▶ **THE EXERCISE**:
Copy the entries starting with the line that contains "213, 82, 233]" and going on through the line that contains "261, 82, 281]", swapping "sidebar-item-label" for "nav-item-label" and leaving everything else unchanged.

▶ **INPUT**:
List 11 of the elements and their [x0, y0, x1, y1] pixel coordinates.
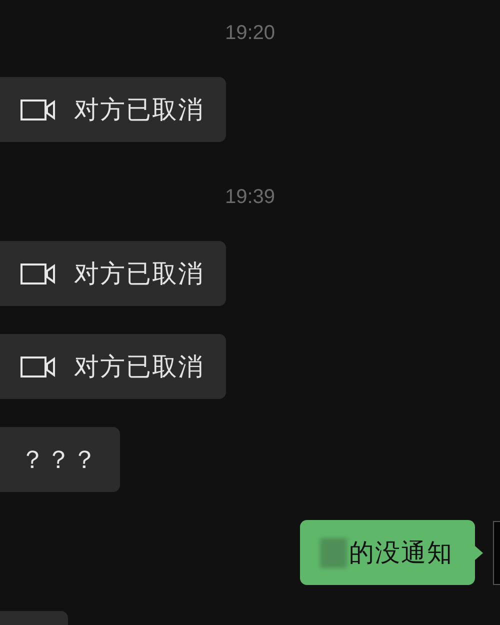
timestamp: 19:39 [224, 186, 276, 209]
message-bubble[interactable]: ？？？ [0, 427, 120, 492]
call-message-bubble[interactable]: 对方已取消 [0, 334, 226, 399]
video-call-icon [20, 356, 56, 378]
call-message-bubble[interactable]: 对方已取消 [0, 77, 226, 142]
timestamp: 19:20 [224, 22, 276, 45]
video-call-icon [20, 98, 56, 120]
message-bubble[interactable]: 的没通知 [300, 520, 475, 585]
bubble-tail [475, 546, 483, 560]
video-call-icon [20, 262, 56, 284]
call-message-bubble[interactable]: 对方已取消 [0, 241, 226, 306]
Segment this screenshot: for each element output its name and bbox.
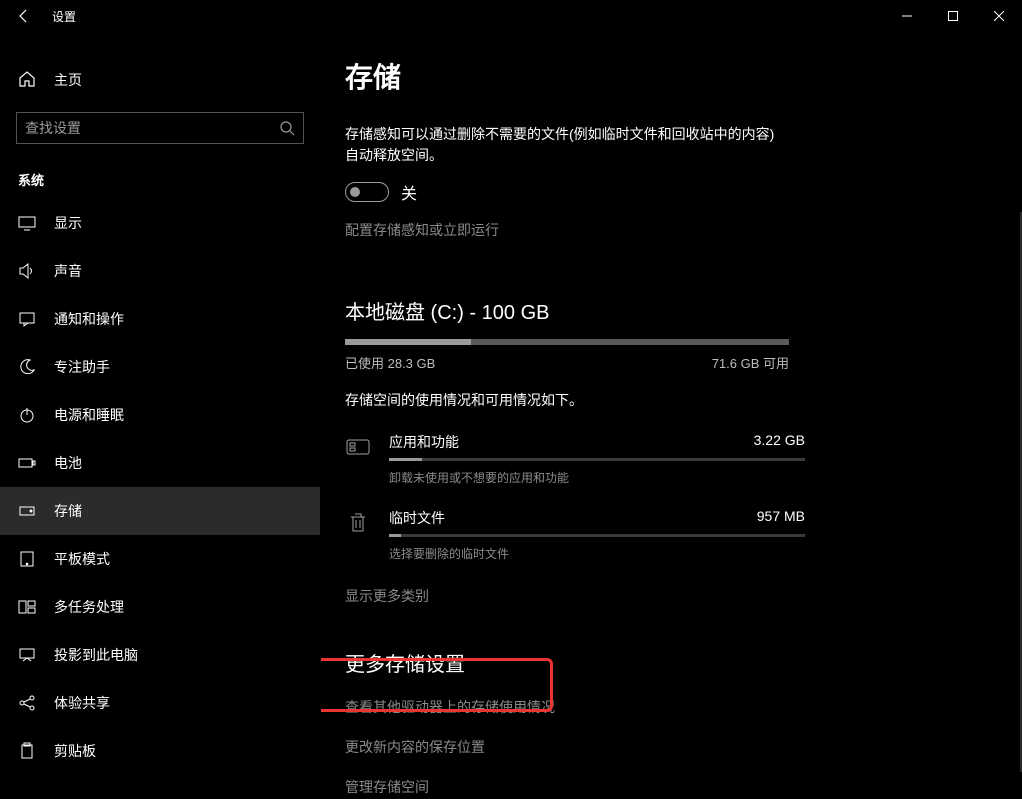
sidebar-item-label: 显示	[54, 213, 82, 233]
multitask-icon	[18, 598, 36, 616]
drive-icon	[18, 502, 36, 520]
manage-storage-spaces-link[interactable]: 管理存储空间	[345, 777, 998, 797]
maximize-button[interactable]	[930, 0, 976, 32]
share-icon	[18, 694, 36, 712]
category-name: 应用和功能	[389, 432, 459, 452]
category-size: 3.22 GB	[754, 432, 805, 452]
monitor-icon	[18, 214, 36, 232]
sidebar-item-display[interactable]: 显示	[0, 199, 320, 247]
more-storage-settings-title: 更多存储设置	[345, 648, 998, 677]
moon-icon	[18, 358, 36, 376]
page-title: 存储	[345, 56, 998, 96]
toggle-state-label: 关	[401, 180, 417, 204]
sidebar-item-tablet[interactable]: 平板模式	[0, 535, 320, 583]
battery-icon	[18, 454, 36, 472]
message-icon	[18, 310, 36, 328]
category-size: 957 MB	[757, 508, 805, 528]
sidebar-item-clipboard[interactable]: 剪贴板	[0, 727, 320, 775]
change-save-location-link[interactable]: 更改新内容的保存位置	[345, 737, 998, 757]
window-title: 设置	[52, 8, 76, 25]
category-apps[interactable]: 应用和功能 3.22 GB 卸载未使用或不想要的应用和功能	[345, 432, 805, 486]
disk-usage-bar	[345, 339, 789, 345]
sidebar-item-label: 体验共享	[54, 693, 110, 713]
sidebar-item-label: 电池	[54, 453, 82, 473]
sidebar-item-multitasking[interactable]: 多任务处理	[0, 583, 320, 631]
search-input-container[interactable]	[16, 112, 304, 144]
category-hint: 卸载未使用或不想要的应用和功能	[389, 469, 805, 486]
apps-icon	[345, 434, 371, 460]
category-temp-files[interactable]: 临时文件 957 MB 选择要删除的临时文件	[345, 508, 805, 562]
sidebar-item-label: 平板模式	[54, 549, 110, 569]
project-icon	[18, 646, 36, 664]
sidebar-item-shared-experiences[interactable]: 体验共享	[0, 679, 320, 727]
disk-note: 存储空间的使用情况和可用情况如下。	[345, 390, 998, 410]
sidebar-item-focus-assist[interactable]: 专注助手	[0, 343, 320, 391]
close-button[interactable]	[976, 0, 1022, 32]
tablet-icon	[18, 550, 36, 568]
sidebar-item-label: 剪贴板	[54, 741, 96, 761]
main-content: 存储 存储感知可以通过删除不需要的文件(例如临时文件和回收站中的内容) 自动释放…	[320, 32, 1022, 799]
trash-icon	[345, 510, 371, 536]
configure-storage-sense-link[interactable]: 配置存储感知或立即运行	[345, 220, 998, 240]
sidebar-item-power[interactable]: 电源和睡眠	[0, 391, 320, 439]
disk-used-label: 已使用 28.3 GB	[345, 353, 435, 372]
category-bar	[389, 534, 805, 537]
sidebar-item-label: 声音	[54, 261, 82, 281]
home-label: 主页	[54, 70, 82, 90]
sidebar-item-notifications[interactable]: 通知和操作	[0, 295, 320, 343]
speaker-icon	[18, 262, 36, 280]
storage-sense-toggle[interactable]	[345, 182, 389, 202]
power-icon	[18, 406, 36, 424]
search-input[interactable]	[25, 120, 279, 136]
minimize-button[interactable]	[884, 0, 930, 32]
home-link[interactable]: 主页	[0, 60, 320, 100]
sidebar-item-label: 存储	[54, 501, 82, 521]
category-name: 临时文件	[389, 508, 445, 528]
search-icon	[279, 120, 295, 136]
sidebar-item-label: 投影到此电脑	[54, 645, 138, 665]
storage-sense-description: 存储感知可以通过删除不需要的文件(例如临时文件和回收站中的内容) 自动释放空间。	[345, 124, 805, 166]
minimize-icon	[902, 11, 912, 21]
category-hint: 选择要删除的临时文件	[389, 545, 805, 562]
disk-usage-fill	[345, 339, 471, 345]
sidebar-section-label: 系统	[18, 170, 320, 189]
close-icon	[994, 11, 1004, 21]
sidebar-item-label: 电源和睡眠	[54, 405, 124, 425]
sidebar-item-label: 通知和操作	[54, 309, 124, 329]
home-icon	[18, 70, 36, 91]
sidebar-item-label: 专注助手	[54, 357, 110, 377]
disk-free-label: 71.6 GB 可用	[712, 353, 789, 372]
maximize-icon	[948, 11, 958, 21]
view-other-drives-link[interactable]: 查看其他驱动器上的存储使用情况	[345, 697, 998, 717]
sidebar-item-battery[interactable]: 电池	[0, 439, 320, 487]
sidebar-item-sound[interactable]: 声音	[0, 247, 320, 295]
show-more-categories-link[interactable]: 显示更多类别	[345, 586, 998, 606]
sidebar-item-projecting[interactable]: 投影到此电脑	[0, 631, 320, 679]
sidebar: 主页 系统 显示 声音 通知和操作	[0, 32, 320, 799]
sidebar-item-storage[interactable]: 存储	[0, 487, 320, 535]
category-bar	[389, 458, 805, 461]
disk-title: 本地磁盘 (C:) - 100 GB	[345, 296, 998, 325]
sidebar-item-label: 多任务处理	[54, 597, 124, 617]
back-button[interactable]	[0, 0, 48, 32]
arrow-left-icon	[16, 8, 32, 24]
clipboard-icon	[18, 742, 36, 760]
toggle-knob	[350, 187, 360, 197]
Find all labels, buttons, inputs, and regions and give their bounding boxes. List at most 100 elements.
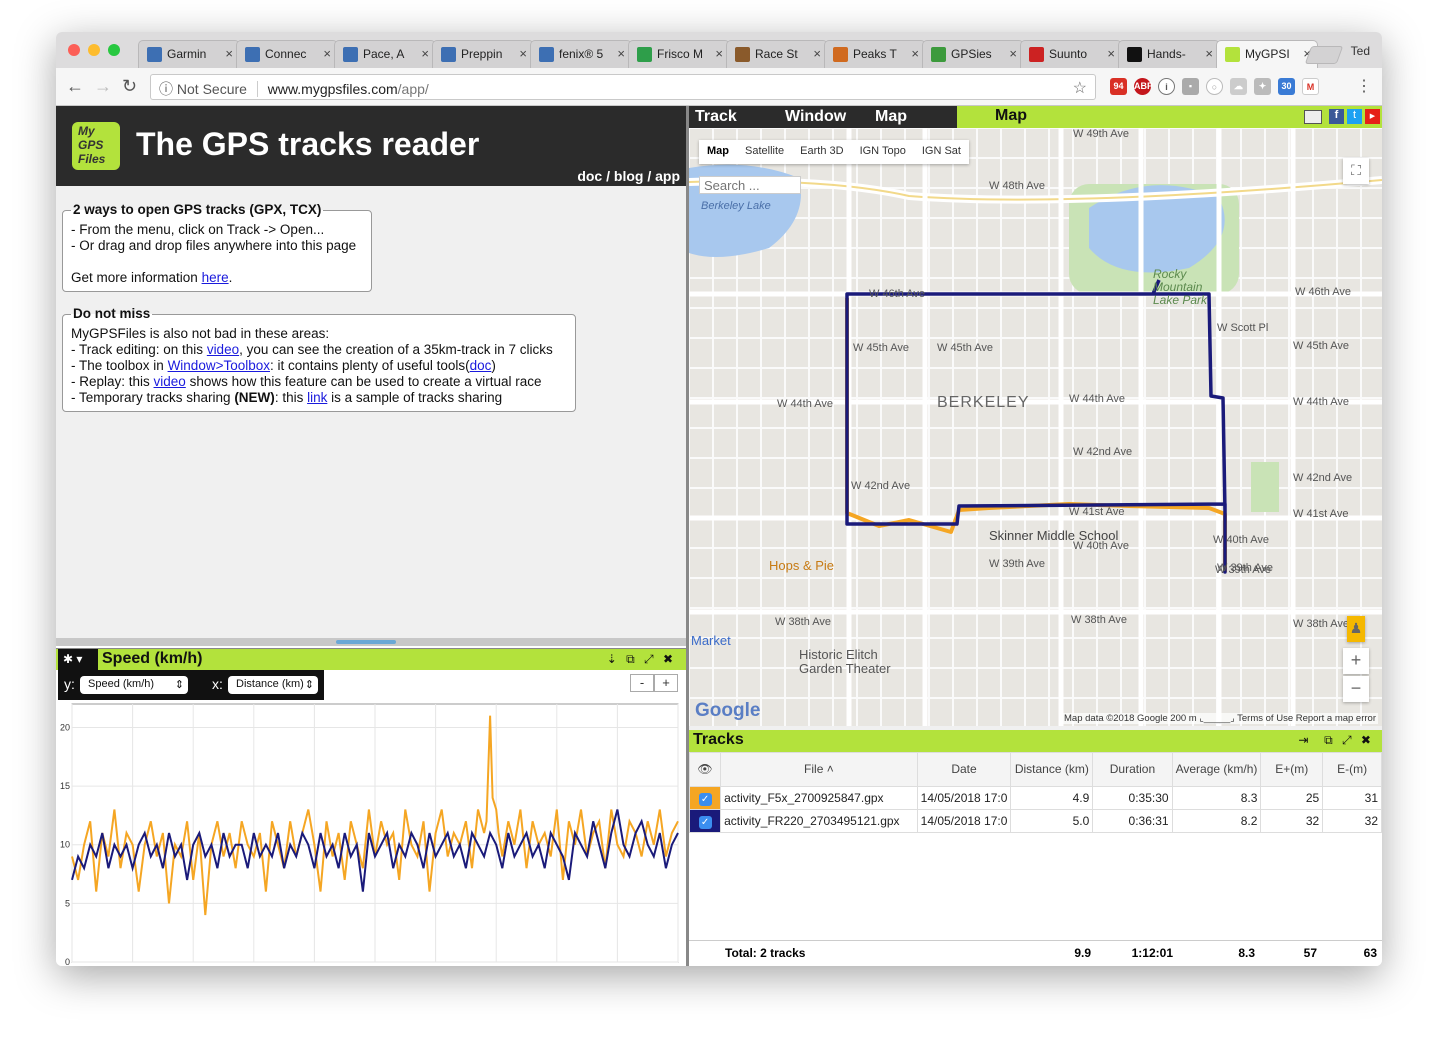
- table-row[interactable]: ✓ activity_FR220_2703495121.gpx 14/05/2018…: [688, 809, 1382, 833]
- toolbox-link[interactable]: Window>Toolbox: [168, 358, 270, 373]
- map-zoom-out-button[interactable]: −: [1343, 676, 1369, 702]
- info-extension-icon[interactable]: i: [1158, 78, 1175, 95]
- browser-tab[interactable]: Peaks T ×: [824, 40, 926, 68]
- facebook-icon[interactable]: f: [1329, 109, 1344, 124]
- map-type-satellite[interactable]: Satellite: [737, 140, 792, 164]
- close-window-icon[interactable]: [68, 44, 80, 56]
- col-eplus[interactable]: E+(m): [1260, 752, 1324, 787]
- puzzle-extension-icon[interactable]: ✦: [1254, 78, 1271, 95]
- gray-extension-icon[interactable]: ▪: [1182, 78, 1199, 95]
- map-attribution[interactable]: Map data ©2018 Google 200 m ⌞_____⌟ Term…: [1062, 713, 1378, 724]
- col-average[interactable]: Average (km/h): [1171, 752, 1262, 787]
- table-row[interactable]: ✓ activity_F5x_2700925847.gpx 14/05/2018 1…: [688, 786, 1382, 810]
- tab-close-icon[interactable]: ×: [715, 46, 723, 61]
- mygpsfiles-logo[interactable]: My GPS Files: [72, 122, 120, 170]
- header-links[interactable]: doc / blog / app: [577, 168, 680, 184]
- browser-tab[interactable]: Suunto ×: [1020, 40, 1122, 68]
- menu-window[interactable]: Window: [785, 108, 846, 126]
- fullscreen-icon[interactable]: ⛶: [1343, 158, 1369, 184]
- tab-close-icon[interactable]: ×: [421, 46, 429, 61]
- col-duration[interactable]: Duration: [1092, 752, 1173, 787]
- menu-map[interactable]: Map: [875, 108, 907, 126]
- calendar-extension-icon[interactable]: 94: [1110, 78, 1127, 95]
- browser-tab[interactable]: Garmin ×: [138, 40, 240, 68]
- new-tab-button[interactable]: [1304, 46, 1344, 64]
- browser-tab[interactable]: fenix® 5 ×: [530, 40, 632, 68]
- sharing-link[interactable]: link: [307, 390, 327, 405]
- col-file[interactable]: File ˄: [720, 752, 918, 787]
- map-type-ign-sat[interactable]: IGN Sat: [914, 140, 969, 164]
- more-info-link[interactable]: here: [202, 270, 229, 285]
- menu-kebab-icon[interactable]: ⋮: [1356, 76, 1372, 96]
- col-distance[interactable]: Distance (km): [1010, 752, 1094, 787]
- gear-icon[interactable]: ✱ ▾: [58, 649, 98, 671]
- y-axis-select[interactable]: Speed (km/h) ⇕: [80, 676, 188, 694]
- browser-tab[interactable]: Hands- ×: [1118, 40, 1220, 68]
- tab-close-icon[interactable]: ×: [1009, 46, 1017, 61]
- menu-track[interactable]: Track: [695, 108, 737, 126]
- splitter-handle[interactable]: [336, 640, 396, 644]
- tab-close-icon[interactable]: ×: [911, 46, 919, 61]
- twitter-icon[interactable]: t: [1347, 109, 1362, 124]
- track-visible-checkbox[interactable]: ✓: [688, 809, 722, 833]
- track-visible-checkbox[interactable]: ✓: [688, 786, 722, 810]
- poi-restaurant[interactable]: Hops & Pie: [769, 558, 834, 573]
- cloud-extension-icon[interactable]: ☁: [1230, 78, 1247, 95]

▶ **RESULT**:
nav-item-label: 显示	[54, 213, 82, 233]
multitask-icon	[18, 598, 36, 616]
drive-icon	[18, 502, 36, 520]
manage-storage-spaces-link[interactable]: 管理存储空间	[345, 777, 998, 797]
maximize-button[interactable]	[930, 0, 976, 32]
share-icon	[18, 694, 36, 712]
category-name: 应用和功能	[389, 432, 459, 452]
category-size: 3.22 GB	[754, 432, 805, 452]
monitor-icon	[18, 214, 36, 232]
sidebar-item-display[interactable]: 显示	[0, 199, 320, 247]
more-storage-settings-title: 更多存储设置	[345, 648, 998, 677]
moon-icon	[18, 358, 36, 376]
page-title: 存储	[345, 56, 998, 96]
toggle-state-label: 关	[401, 180, 417, 204]
sidebar-item-tablet[interactable]: 平板模式	[0, 535, 320, 583]
battery-icon	[18, 454, 36, 472]
message-icon	[18, 310, 36, 328]
category-size: 957 MB	[757, 508, 805, 528]
sidebar-item-clipboard[interactable]: 剪贴板	[0, 727, 320, 775]
change-save-location-link[interactable]: 更改新内容的保存位置	[345, 737, 998, 757]
window-title: 设置	[52, 8, 76, 25]
category-apps[interactable]: 应用和功能 3.22 GB 卸载未使用或不想要的应用和功能	[345, 432, 805, 486]
disk-usage-bar	[345, 339, 789, 345]
nav-item-label: 体验共享	[54, 693, 110, 713]
nav-item-label: 电池	[54, 453, 82, 473]
sidebar-item-multitasking[interactable]: 多任务处理	[0, 583, 320, 631]
search-input-container[interactable]	[16, 112, 304, 144]
category-hint: 卸载未使用或不想要的应用和功能	[389, 469, 805, 486]
apps-icon	[345, 434, 371, 460]
category-temp-files[interactable]: 临时文件 957 MB 选择要删除的临时文件	[345, 508, 805, 562]
nav-item-label: 平板模式	[54, 549, 110, 569]
project-icon	[18, 646, 36, 664]
sidebar-item-shared-experiences[interactable]: 体验共享	[0, 679, 320, 727]
disk-note: 存储空间的使用情况和可用情况如下。	[345, 390, 998, 410]
sidebar-item-focus-assist[interactable]: 专注助手	[0, 343, 320, 391]
close-button[interactable]	[976, 0, 1022, 32]
tablet-icon	[18, 550, 36, 568]
nav-item-label: 剪贴板	[54, 741, 96, 761]
main-content: 存储 存储感知可以通过删除不需要的文件(例如临时文件和回收站中的内容) 自动释放…	[320, 32, 1022, 799]
trash-icon	[345, 510, 371, 536]
configure-storage-sense-link[interactable]: 配置存储感知或立即运行	[345, 220, 998, 240]
sidebar-item-power[interactable]: 电源和睡眠	[0, 391, 320, 439]
disk-used-label: 已使用 28.3 GB	[345, 353, 435, 372]
category-bar	[389, 534, 805, 537]
nav-item-label: 声音	[54, 261, 82, 281]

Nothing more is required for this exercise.